▶

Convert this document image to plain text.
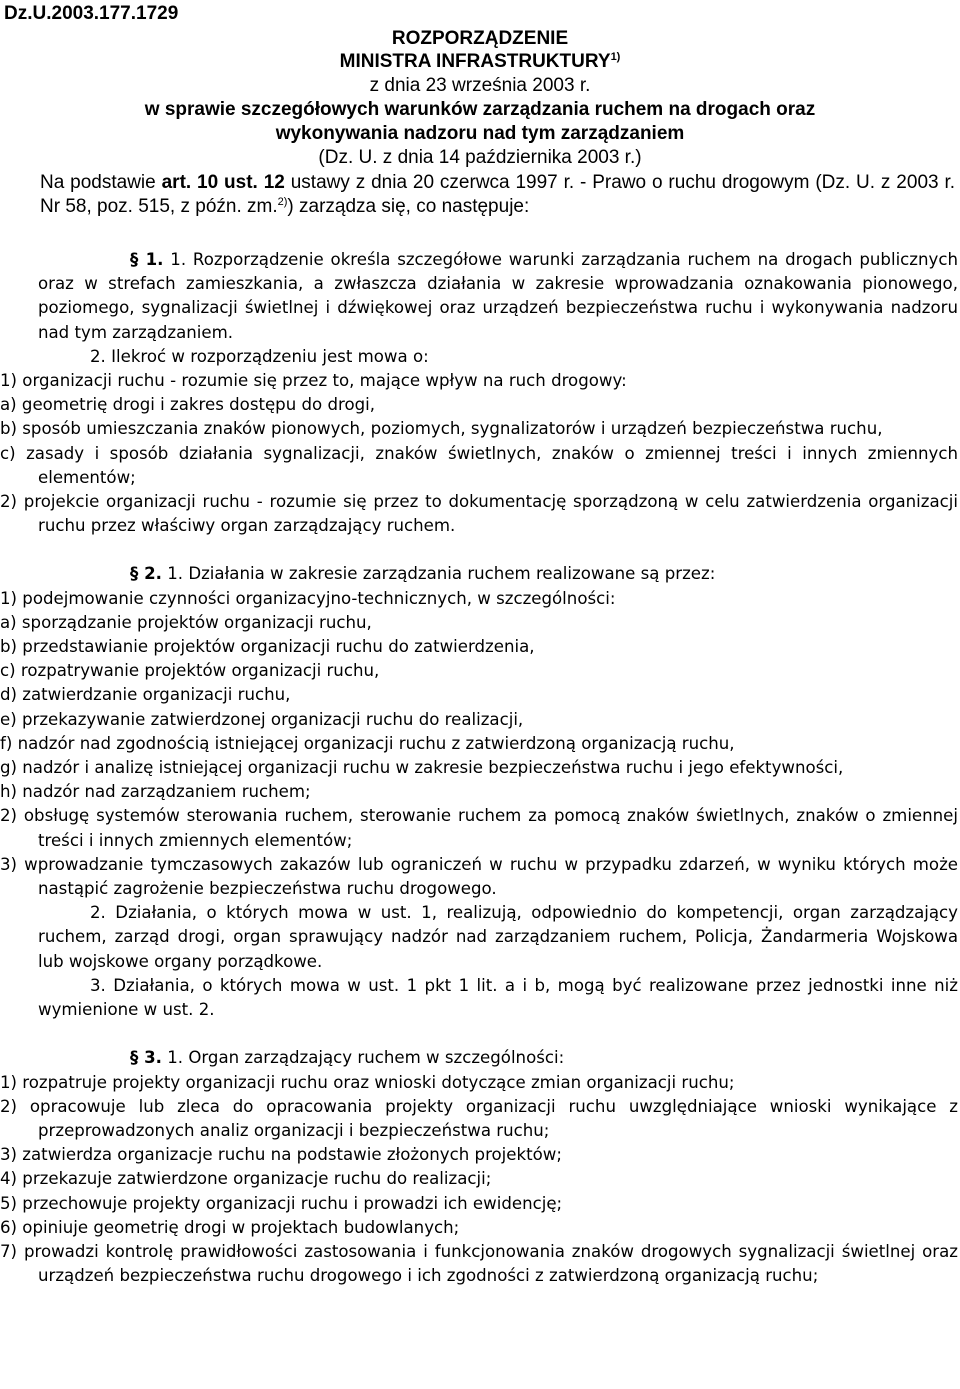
Dz.U.2003.177.1729
ROZPORZĄDZENIE
MINISTRA INFRASTRUKTURY$^{1)}$
z dnia 23 września 2003 r.
w sprawie szczegółowych warunków zarządzania ruchem na drogach oraz
wykonywania nadzoru nad tym zarządzaniem
(Dz. U. z dnia 14 października 2003 r.)
Na podstawie art. 10 ust. 12 ustawy z dnia 20 czerwca 1997 r. - Prawo o ruchu drogowym (Dz. U. z 2003 r. Nr 58, poz. 515, z późn. zm.$^{2)}$) zarządza się, co następuje:

§ 1. 1. Rozporządzenie określa szczegółowe warunki zarządzania ruchem na drogach publicznych oraz w strefach zamieszkania, a zwłaszcza działania w zakresie wprowadzania oznakowania pionowego, poziomego, sygnalizacji świetlnej i dźwiękowej oraz urządzeń bezpieczeństwa ruchu i wykonywania nadzoru nad tym zarządzaniem.

2. Ilekroć w rozporządzeniu jest mowa o:

1) organizacji ruchu - rozumie się przez to, mające wpływ na ruch drogowy:

a) geometrię drogi i zakres dostępu do drogi,

b) sposób umieszczania znaków pionowych, poziomych, sygnalizatorów i urządzeń bezpieczeństwa ruchu,

c) zasady i sposób działania sygnalizacji, znaków świetlnych, znaków o zmiennej treści i innych zmiennych elementów;

2) projekcie organizacji ruchu - rozumie się przez to dokumentację sporządzoną w celu zatwierdzenia organizacji ruchu przez właściwy organ zarządzający ruchem.

§ 2. 1. Działania w zakresie zarządzania ruchem realizowane są przez:

1) podejmowanie czynności organizacyjno-technicznych, w szczególności:

a) sporządzanie projektów organizacji ruchu,

b) przedstawianie projektów organizacji ruchu do zatwierdzenia,

c) rozpatrywanie projektów organizacji ruchu,

d) zatwierdzanie organizacji ruchu,

e) przekazywanie zatwierdzonej organizacji ruchu do realizacji,

f) nadzór nad zgodnością istniejącej organizacji ruchu z zatwierdzoną organizacją ruchu,

g) nadzór i analizę istniejącej organizacji ruchu w zakresie bezpieczeństwa ruchu i jego efektywności,

h) nadzór nad zarządzaniem ruchem;

2) obsługę systemów sterowania ruchem, sterowanie ruchem za pomocą znaków świetlnych, znaków o zmiennej treści i innych zmiennych elementów;

3) wprowadzanie tymczasowych zakazów lub ograniczeń w ruchu w przypadku zdarzeń, w wyniku których może nastąpić zagrożenie bezpieczeństwa ruchu drogowego.

2. Działania, o których mowa w ust. 1, realizują, odpowiednio do kompetencji, organ zarządzający ruchem, zarząd drogi, organ sprawujący nadzór nad zarządzaniem ruchem, Policja, Żandarmeria Wojskowa lub wojskowe organy porządkowe.

3. Działania, o których mowa w ust. 1 pkt 1 lit. a i b, mogą być realizowane przez jednostki inne niż wymienione w ust. 2.

§ 3. 1. Organ zarządzający ruchem w szczególności:

1) rozpatruje projekty organizacji ruchu oraz wnioski dotyczące zmian organizacji ruchu;

2) opracowuje lub zleca do opracowania projekty organizacji ruchu uwzględniające wnioski wynikające z przeprowadzonych analiz organizacji i bezpieczeństwa ruchu;

3) zatwierdza organizacje ruchu na podstawie złożonych projektów;

4) przekazuje zatwierdzone organizacje ruchu do realizacji;

5) przechowuje projekty organizacji ruchu i prowadzi ich ewidencję;

6) opiniuje geometrię drogi w projektach budowlanych;

7) prowadzi kontrolę prawidłowości zastosowania i funkcjonowania znaków drogowych sygnalizacji świetlnej oraz urządzeń bezpieczeństwa ruchu drogowego i ich zgodności z zatwierdzoną organizacją ruchu;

◀

EXERCISE AIM -
Word for word, quote the lines above. Omit the pictures.

EXERCISE SOLUTION -
Convert this document image to plain text.
Dz.U.2003.177.1729
ROZPORZĄDZENIE
MINISTRA INFRASTRUKTURY$^{1)}$
z dnia 23 września 2003 r.
w sprawie szczegółowych warunków zarządzania ruchem na drogach oraz
wykonywania nadzoru nad tym zarządzaniem
(Dz. U. z dnia 14 października 2003 r.)
Na podstawie art. 10 ust. 12 ustawy z dnia 20 czerwca 1997 r. - Prawo o ruchu drogowym (Dz. U. z 2003 r. Nr 58, poz. 515, z późn. zm.$^{2)}$) zarządza się, co następuje:

§ 1. 1. Rozporządzenie określa szczegółowe warunki zarządzania ruchem na drogach publicznych oraz w strefach zamieszkania, a zwłaszcza działania w zakresie wprowadzania oznakowania pionowego, poziomego, sygnalizacji świetlnej i dźwiękowej oraz urządzeń bezpieczeństwa ruchu i wykonywania nadzoru nad tym zarządzaniem.

2. Ilekroć w rozporządzeniu jest mowa o:

1) organizacji ruchu - rozumie się przez to, mające wpływ na ruch drogowy:

a) geometrię drogi i zakres dostępu do drogi,

b) sposób umieszczania znaków pionowych, poziomych, sygnalizatorów i urządzeń bezpieczeństwa ruchu,

c) zasady i sposób działania sygnalizacji, znaków świetlnych, znaków o zmiennej treści i innych zmiennych elementów;

2) projekcie organizacji ruchu - rozumie się przez to dokumentację sporządzoną w celu zatwierdzenia organizacji ruchu przez właściwy organ zarządzający ruchem.

§ 2. 1. Działania w zakresie zarządzania ruchem realizowane są przez:

1) podejmowanie czynności organizacyjno-technicznych, w szczególności:

a) sporządzanie projektów organizacji ruchu,

b) przedstawianie projektów organizacji ruchu do zatwierdzenia,

c) rozpatrywanie projektów organizacji ruchu,

d) zatwierdzanie organizacji ruchu,

e) przekazywanie zatwierdzonej organizacji ruchu do realizacji,

f) nadzór nad zgodnością istniejącej organizacji ruchu z zatwierdzoną organizacją ruchu,

g) nadzór i analizę istniejącej organizacji ruchu w zakresie bezpieczeństwa ruchu i jego efektywności,

h) nadzór nad zarządzaniem ruchem;

2) obsługę systemów sterowania ruchem, sterowanie ruchem za pomocą znaków świetlnych, znaków o zmiennej treści i innych zmiennych elementów;

3) wprowadzanie tymczasowych zakazów lub ograniczeń w ruchu w przypadku zdarzeń, w wyniku których może nastąpić zagrożenie bezpieczeństwa ruchu drogowego.

2. Działania, o których mowa w ust. 1, realizują, odpowiednio do kompetencji, organ zarządzający ruchem, zarząd drogi, organ sprawujący nadzór nad zarządzaniem ruchem, Policja, Żandarmeria Wojskowa lub wojskowe organy porządkowe.

3. Działania, o których mowa w ust. 1 pkt 1 lit. a i b, mogą być realizowane przez jednostki inne niż wymienione w ust. 2.

§ 3. 1. Organ zarządzający ruchem w szczególności:

1) rozpatruje projekty organizacji ruchu oraz wnioski dotyczące zmian organizacji ruchu;

2) opracowuje lub zleca do opracowania projekty organizacji ruchu uwzględniające wnioski wynikające z przeprowadzonych analiz organizacji i bezpieczeństwa ruchu;

3) zatwierdza organizacje ruchu na podstawie złożonych projektów;

4) przekazuje zatwierdzone organizacje ruchu do realizacji;

5) przechowuje projekty organizacji ruchu i prowadzi ich ewidencję;

6) opiniuje geometrię drogi w projektach budowlanych;

7) prowadzi kontrolę prawidłowości zastosowania i funkcjonowania znaków drogowych sygnalizacji świetlnej oraz urządzeń bezpieczeństwa ruchu drogowego i ich zgodności z zatwierdzoną organizacją ruchu;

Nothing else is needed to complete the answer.